*The exercise*
Locate each line with the string "text" in the listing below and copy it.

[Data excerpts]
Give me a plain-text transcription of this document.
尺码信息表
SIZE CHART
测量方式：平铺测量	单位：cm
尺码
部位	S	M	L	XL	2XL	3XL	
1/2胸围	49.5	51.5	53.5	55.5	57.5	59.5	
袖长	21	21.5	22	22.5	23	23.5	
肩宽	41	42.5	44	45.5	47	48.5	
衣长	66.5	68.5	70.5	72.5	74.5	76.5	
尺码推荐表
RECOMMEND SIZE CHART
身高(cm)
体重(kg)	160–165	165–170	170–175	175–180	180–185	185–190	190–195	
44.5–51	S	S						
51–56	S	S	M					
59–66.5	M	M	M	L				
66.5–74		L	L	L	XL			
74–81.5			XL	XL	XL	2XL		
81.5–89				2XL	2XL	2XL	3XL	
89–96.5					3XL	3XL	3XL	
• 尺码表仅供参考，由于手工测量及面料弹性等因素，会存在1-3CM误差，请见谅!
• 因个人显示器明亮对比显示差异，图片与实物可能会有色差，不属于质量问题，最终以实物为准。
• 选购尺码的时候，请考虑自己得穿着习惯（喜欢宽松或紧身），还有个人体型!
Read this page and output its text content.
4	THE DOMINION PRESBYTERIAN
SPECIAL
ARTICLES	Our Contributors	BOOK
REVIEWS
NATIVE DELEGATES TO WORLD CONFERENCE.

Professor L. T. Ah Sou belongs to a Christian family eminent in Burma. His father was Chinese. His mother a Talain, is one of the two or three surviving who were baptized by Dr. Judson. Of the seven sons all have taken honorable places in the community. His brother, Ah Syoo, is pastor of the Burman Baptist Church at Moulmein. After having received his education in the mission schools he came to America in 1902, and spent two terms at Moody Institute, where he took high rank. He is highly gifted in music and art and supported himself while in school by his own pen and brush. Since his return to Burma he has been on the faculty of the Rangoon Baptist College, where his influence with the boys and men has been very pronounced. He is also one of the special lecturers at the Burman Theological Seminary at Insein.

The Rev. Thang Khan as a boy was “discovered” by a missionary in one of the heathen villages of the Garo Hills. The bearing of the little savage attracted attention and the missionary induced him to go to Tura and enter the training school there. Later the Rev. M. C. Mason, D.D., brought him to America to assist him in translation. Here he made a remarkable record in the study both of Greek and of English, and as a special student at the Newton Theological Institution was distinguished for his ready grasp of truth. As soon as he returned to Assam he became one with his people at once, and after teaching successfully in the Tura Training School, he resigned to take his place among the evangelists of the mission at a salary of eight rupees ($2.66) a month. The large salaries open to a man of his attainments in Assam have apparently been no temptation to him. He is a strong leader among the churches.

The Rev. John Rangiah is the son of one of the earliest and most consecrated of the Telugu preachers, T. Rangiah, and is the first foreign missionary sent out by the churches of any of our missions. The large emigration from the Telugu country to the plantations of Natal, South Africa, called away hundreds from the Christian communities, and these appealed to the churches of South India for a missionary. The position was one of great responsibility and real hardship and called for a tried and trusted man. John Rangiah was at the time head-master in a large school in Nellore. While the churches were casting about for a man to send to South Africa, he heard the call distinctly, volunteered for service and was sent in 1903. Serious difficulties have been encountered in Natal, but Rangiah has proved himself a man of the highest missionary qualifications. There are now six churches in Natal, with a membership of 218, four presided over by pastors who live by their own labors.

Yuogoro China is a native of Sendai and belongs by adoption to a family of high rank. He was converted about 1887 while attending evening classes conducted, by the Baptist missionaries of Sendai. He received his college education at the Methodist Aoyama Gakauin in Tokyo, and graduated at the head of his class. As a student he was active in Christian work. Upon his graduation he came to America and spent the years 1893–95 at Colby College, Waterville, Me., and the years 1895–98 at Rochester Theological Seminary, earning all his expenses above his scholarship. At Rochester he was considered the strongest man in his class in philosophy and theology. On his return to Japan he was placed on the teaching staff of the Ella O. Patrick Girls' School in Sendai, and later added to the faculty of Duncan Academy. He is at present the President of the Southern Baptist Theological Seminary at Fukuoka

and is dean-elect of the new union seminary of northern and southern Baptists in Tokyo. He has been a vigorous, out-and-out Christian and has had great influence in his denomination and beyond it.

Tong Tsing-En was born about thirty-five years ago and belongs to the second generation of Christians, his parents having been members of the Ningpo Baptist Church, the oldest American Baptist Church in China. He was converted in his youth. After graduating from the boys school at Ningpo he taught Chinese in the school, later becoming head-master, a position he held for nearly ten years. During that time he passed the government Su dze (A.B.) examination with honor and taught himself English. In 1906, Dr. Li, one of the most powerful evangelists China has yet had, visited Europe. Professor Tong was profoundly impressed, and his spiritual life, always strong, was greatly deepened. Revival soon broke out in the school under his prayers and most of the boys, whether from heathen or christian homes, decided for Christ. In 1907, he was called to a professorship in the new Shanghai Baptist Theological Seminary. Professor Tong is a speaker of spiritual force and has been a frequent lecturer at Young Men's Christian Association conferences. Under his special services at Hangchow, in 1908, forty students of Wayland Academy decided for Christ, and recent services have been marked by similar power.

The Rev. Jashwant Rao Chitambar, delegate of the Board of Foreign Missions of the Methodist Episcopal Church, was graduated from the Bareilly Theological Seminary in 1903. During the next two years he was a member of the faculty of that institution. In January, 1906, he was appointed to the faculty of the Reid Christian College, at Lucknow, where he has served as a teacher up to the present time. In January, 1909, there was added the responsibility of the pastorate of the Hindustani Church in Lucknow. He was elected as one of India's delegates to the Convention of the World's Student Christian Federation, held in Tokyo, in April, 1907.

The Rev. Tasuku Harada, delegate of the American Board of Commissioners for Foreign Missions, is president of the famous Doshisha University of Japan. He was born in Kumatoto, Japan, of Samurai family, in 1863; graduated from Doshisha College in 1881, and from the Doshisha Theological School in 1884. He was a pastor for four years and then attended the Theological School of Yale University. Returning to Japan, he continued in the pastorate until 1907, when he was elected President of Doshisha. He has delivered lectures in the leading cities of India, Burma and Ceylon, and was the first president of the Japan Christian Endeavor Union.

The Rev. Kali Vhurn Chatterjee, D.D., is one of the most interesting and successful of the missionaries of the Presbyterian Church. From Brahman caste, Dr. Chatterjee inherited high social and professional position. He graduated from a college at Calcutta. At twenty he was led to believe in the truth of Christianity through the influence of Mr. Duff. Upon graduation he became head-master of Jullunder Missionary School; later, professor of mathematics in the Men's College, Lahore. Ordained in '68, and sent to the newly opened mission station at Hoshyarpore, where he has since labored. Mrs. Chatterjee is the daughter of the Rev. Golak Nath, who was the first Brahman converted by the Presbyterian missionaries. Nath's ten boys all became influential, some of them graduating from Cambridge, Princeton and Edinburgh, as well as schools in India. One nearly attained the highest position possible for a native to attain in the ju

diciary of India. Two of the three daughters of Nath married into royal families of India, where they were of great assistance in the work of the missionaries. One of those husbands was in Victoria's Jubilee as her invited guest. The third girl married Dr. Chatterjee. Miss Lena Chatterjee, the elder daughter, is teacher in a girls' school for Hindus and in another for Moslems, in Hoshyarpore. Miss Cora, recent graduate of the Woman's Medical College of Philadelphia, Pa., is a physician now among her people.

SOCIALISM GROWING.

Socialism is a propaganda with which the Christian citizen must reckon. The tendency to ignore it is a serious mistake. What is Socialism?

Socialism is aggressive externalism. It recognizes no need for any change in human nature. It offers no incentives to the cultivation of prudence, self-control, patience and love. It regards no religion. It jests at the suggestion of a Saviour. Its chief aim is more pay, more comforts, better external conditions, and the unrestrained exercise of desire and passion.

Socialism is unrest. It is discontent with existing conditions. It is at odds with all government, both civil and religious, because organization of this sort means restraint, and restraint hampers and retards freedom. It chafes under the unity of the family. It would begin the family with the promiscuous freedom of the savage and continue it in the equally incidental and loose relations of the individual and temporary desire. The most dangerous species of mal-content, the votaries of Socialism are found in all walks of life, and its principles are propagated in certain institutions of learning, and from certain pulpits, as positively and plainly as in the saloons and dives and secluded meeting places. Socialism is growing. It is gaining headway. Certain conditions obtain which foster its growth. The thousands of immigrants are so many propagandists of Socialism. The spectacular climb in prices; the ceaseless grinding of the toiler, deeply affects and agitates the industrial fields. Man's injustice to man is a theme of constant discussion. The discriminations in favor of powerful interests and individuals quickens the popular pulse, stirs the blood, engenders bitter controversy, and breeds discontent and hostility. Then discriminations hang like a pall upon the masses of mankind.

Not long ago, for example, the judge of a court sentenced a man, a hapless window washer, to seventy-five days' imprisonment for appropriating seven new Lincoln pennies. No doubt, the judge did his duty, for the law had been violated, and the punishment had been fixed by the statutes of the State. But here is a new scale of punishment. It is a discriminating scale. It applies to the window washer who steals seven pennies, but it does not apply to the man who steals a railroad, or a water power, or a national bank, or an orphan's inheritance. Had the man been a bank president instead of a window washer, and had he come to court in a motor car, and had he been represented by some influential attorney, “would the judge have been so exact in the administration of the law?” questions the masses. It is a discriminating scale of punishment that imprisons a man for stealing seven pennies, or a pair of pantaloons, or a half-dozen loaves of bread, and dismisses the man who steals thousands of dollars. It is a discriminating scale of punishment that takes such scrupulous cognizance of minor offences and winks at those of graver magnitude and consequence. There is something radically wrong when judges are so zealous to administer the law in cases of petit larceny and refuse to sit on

*Task response*
Give me a plain-text transcription of this document.
Read this page and output its text content.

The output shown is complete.